What is expected -
Copy out each line exactly; pictures stay out of the copy.

====

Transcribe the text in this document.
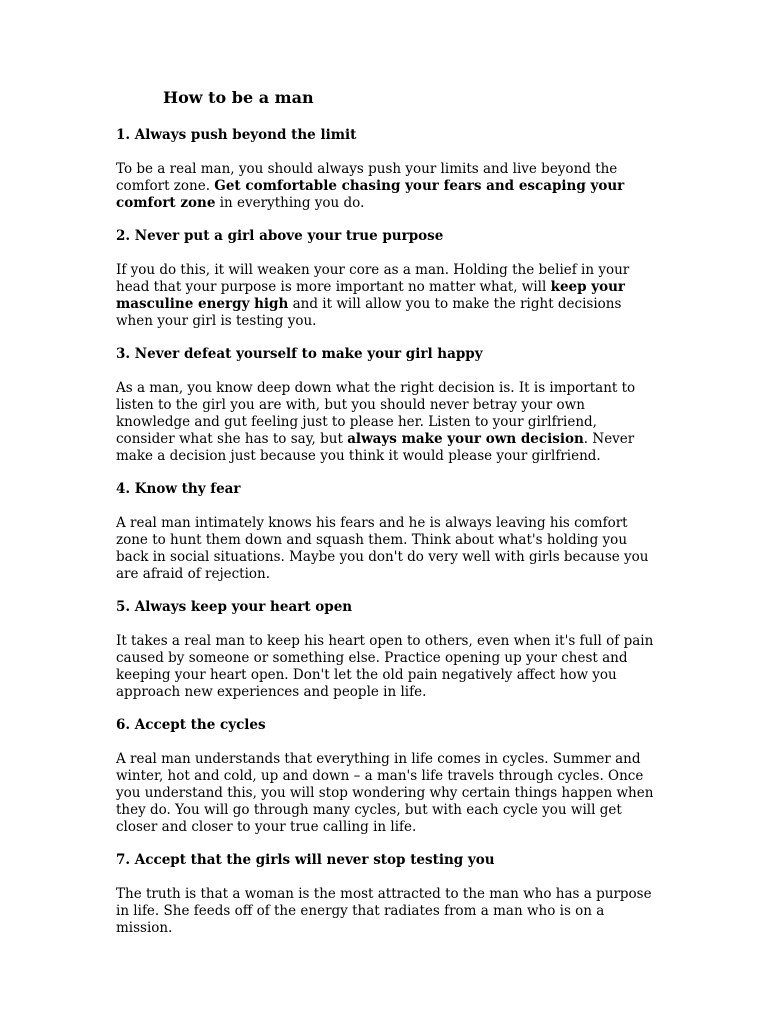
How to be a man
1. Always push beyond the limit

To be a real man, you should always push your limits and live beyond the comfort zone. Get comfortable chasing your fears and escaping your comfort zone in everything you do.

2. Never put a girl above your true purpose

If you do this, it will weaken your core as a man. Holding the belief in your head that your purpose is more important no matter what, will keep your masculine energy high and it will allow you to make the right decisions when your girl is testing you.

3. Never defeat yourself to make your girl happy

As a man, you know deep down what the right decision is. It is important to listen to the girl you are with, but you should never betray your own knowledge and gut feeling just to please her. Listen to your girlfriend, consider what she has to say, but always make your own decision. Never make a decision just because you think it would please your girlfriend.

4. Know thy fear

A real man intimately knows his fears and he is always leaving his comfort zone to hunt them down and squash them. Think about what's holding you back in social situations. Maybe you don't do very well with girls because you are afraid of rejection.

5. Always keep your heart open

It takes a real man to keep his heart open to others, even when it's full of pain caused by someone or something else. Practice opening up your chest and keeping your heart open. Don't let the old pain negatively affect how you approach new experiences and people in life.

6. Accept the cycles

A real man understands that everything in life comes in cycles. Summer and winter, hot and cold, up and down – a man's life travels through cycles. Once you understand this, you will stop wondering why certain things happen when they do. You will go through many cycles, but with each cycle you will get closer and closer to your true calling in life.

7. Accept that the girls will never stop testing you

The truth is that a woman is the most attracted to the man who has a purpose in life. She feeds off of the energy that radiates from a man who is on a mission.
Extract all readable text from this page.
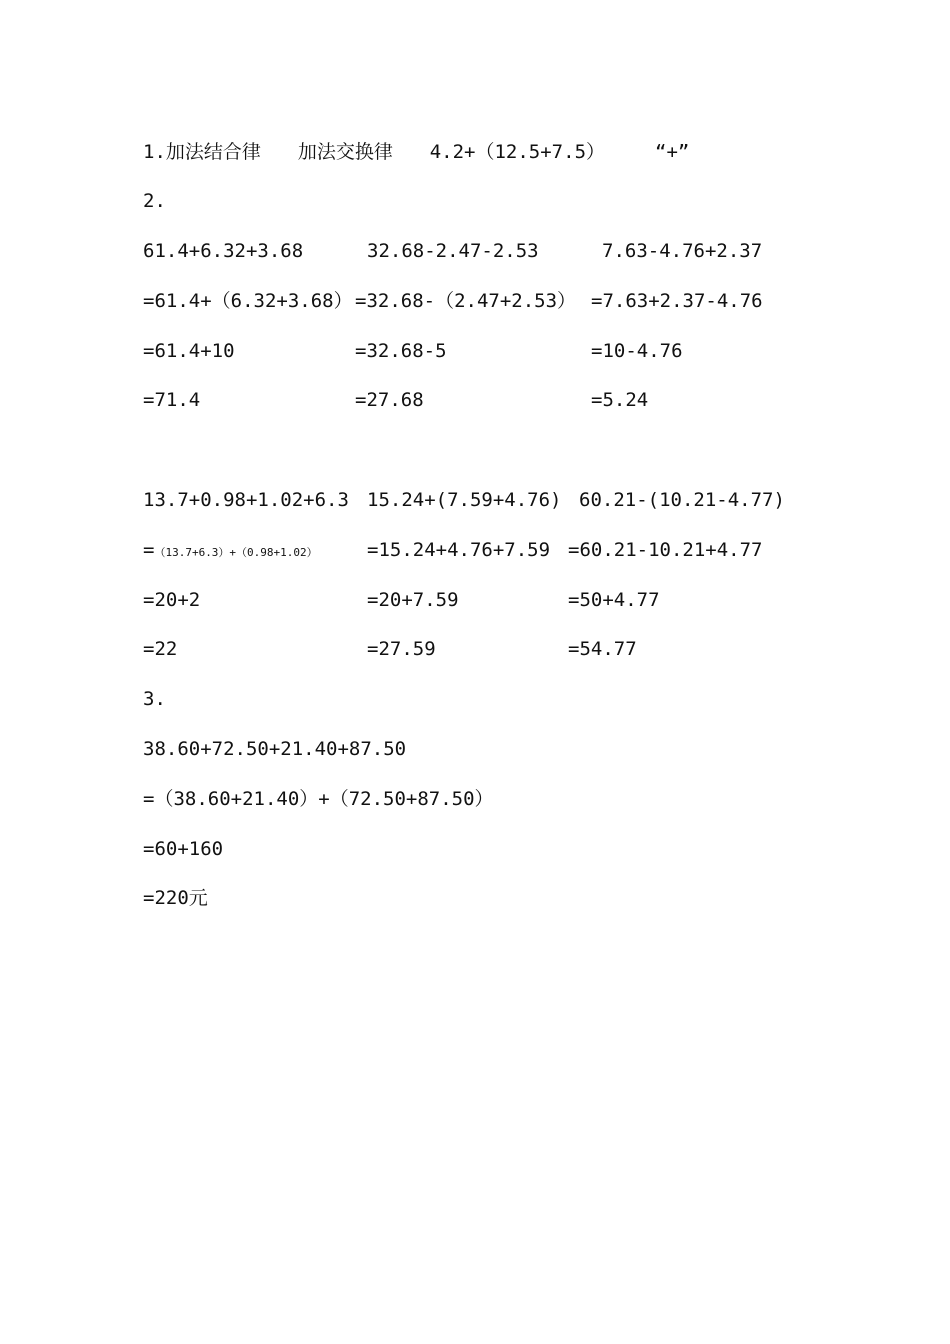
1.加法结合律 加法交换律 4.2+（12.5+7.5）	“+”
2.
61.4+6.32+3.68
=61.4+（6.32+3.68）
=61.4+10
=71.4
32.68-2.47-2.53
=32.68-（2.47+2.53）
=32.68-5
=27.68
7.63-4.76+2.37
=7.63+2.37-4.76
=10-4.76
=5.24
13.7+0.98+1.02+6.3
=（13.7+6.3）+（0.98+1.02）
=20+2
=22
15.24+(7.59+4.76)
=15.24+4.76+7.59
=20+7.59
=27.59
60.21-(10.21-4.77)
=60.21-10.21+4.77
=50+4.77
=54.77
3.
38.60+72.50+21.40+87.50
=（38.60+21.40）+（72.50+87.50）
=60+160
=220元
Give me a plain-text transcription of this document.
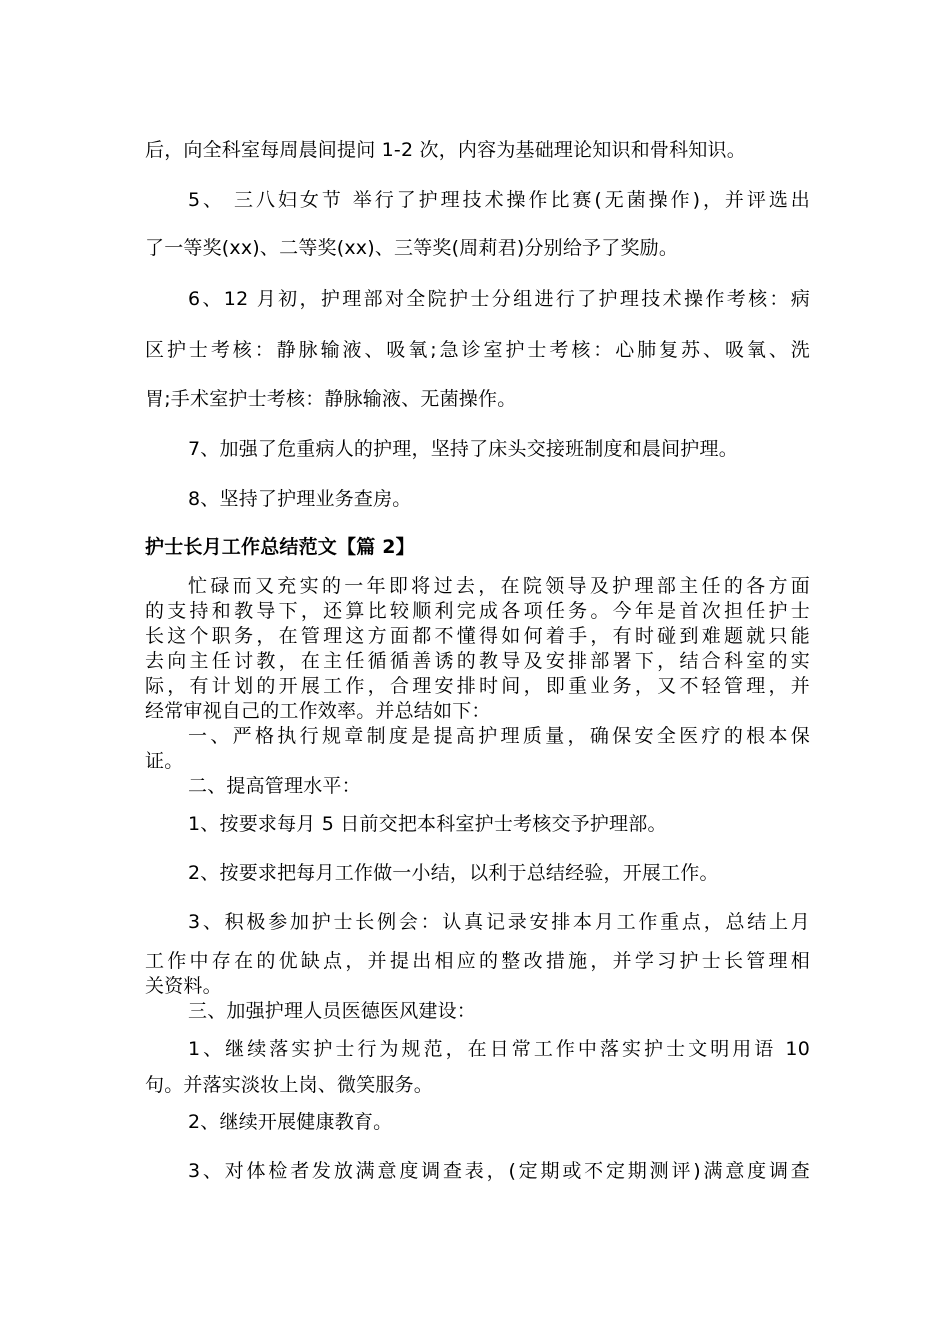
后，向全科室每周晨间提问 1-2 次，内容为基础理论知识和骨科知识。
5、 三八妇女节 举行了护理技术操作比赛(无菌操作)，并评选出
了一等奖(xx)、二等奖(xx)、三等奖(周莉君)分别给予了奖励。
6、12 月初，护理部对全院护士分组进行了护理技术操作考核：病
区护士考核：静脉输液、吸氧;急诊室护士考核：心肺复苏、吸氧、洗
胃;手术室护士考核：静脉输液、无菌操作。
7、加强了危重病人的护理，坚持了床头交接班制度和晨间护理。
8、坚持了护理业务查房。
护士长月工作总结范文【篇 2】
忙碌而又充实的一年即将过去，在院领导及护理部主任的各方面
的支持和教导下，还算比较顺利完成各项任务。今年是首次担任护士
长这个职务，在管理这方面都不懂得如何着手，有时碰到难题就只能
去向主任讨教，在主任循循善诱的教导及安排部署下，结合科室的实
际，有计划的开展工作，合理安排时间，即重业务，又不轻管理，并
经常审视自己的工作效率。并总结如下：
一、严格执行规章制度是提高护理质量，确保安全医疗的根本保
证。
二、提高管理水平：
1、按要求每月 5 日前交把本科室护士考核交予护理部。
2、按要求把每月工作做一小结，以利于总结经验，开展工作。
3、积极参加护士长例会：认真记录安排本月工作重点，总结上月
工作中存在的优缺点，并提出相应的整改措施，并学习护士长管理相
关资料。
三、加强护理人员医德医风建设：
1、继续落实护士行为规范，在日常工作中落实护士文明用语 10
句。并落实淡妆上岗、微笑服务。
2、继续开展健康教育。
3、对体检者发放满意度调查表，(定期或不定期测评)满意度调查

====

Response to this exercise -
Transcribe the text in this document.
How to be a man
1. Always push beyond the limit

To be a real man, you should always push your limits and live beyond the comfort zone. Get comfortable chasing your fears and escaping your comfort zone in everything you do.

2. Never put a girl above your true purpose

If you do this, it will weaken your core as a man. Holding the belief in your head that your purpose is more important no matter what, will keep your masculine energy high and it will allow you to make the right decisions when your girl is testing you.

3. Never defeat yourself to make your girl happy

As a man, you know deep down what the right decision is. It is important to listen to the girl you are with, but you should never betray your own knowledge and gut feeling just to please her. Listen to your girlfriend, consider what she has to say, but always make your own decision. Never make a decision just because you think it would please your girlfriend.

4. Know thy fear

A real man intimately knows his fears and he is always leaving his comfort zone to hunt them down and squash them. Think about what's holding you back in social situations. Maybe you don't do very well with girls because you are afraid of rejection.

5. Always keep your heart open

It takes a real man to keep his heart open to others, even when it's full of pain caused by someone or something else. Practice opening up your chest and keeping your heart open. Don't let the old pain negatively affect how you approach new experiences and people in life.

6. Accept the cycles

A real man understands that everything in life comes in cycles. Summer and winter, hot and cold, up and down – a man's life travels through cycles. Once you understand this, you will stop wondering why certain things happen when they do. You will go through many cycles, but with each cycle you will get closer and closer to your true calling in life.

7. Accept that the girls will never stop testing you

The truth is that a woman is the most attracted to the man who has a purpose in life. She feeds off of the energy that radiates from a man who is on a mission.
Extract all readable text from this page.
1.加法结合律 加法交换律 4.2+（12.5+7.5）	“+”
2.
61.4+6.32+3.68
=61.4+（6.32+3.68）
=61.4+10
=71.4
32.68-2.47-2.53
=32.68-（2.47+2.53）
=32.68-5
=27.68
7.63-4.76+2.37
=7.63+2.37-4.76
=10-4.76
=5.24
13.7+0.98+1.02+6.3
=（13.7+6.3）+（0.98+1.02）
=20+2
=22
15.24+(7.59+4.76)
=15.24+4.76+7.59
=20+7.59
=27.59
60.21-(10.21-4.77)
=60.21-10.21+4.77
=50+4.77
=54.77
3.
38.60+72.50+21.40+87.50
=（38.60+21.40）+（72.50+87.50）
=60+160
=220元
Give me a plain-text transcription of this document.
后，向全科室每周晨间提问 1-2 次，内容为基础理论知识和骨科知识。
5、 三八妇女节 举行了护理技术操作比赛(无菌操作)，并评选出
了一等奖(xx)、二等奖(xx)、三等奖(周莉君)分别给予了奖励。
6、12 月初，护理部对全院护士分组进行了护理技术操作考核：病
区护士考核：静脉输液、吸氧;急诊室护士考核：心肺复苏、吸氧、洗
胃;手术室护士考核：静脉输液、无菌操作。
7、加强了危重病人的护理，坚持了床头交接班制度和晨间护理。
8、坚持了护理业务查房。
护士长月工作总结范文【篇 2】
忙碌而又充实的一年即将过去，在院领导及护理部主任的各方面
的支持和教导下，还算比较顺利完成各项任务。今年是首次担任护士
长这个职务，在管理这方面都不懂得如何着手，有时碰到难题就只能
去向主任讨教，在主任循循善诱的教导及安排部署下，结合科室的实
际，有计划的开展工作，合理安排时间，即重业务，又不轻管理，并
经常审视自己的工作效率。并总结如下：
一、严格执行规章制度是提高护理质量，确保安全医疗的根本保
证。
二、提高管理水平：
1、按要求每月 5 日前交把本科室护士考核交予护理部。
2、按要求把每月工作做一小结，以利于总结经验，开展工作。
3、积极参加护士长例会：认真记录安排本月工作重点，总结上月
工作中存在的优缺点，并提出相应的整改措施，并学习护士长管理相
关资料。
三、加强护理人员医德医风建设：
1、继续落实护士行为规范，在日常工作中落实护士文明用语 10
句。并落实淡妆上岗、微笑服务。
2、继续开展健康教育。
3、对体检者发放满意度调查表，(定期或不定期测评)满意度调查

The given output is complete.